◆ Provided passage:
The aspect he likes best about coding is that it presents him with problems that have multiple ways of finding a solution. “You don’t need to have any background knowledge of computer programming. It’s math and logic combined. All you do is give a computer a set of instructions, and then it follows those instructions.”

Kelly Chung is also an advocate of learning to code.  She said it’s  “novel and prominent in our lives. And while you don’t necessarily have to follow the path of becoming a computer engineer, it’s good to be exposed to it.”

Kelly is also enthusiastic about the “rewarding feeling” of completing a set of instructions. “There’s never one way to do it. You compile all your methods with the help of students around you and you’ll always face errors, but finding those out, that’s the fun part.”

We’ve all faced that terrifying question throughout our lives: “What do you want to be when you grow up?” Though we grew up with answers like Disney Channel tween star or President of the Unites States, perhaps we should veer towards something more prominent in our lives and take some computer programming classes.

◆ Apply what you read:
a - Copy, word for word, the part of the passage on learning to code starting with "Kelly Chung is" and going on through "computer programming classes.".
b - Summarize the passage on learning to code in two sentences.
c - Write a continuation of the passage on learning to code, picking up after its final sentence.

◆ Information:
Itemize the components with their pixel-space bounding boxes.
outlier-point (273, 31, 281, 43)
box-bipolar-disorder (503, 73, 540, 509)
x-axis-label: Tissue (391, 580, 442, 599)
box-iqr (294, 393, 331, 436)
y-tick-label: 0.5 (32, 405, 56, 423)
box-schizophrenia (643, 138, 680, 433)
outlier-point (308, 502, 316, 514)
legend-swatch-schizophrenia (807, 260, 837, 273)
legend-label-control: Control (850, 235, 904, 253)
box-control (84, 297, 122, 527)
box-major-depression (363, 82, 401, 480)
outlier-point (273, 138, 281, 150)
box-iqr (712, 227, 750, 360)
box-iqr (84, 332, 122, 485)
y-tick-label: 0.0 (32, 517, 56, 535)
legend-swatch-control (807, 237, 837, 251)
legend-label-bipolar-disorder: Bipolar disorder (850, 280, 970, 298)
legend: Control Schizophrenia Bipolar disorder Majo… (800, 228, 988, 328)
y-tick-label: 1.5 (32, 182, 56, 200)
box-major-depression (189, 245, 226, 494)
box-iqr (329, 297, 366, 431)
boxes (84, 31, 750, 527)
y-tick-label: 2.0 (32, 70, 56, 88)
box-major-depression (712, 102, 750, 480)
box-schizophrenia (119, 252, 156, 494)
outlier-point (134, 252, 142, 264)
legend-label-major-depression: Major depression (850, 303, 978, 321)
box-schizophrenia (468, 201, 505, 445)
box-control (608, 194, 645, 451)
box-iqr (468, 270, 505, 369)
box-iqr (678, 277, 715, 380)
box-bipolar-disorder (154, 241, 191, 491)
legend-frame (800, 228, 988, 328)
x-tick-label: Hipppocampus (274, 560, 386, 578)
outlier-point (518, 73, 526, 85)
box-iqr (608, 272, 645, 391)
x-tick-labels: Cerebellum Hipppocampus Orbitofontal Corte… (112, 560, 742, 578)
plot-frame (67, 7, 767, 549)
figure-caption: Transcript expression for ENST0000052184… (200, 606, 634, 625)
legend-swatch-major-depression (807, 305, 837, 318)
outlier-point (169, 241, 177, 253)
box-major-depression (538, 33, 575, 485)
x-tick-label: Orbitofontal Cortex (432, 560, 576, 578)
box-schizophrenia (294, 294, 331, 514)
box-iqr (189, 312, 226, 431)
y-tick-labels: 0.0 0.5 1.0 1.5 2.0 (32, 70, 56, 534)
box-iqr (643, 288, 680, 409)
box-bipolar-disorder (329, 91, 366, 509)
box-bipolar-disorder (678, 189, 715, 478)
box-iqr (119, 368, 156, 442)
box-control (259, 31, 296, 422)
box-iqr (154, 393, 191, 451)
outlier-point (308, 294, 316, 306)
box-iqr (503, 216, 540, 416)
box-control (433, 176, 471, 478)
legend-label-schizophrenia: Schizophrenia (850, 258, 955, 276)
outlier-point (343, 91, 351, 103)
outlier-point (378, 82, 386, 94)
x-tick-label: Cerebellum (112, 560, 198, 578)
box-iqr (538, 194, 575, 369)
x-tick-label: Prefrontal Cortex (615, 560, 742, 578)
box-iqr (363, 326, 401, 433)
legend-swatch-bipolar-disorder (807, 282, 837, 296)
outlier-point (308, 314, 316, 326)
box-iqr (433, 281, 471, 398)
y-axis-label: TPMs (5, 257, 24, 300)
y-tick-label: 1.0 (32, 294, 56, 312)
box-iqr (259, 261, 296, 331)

◆ Answers by item:
a -
Kelly Chung is also an advocate of learning to code.  She said it’s  “novel and prominent in our lives. And while you don’t necessarily have to follow the path of becoming a computer engineer, it’s good to be exposed to it.”

Kelly is also enthusiastic about the “rewarding feeling” of completing a set of instructions. “There’s never one way to do it. You compile all your methods with the help of students around you and you’ll always face errors, but finding those out, that’s the fun part.”

We’ve all faced that terrifying question throughout our lives: “What do you want to be when you grow up?” Though we grew up with answers like Disney Channel tween star or President of the Unites States, perhaps we should veer towards something more prominent in our lives and take some computer programming classes.

b - One coder likes that programming poses problems with multiple solutions and needs no background knowledge, since it combines math and logic to give a computer instructions. Kelly Chung, who also advocates learning to code, enjoys the rewarding feeling of completing a set of instructions and finding errors, and the passage suggests people consider taking computer programming classes.

c -
Vibhav Jagwani, a senior and current AP Computer Science student, offers this advice: “Don’t be afraid to start coding because you think you have to follow the path towards being a computer engineer. Do it because it’s fun, exciting, thrilling. Don’t be afraid to start it because you think it may be too late to start something new. There is no better time to start than now.”

With those words, don’t be afraid to stop by Ms. Goode’s room every Monday after school for computer science club from 3:15 to 4:15 p.m. or to enroll in AP Computer Science next fall.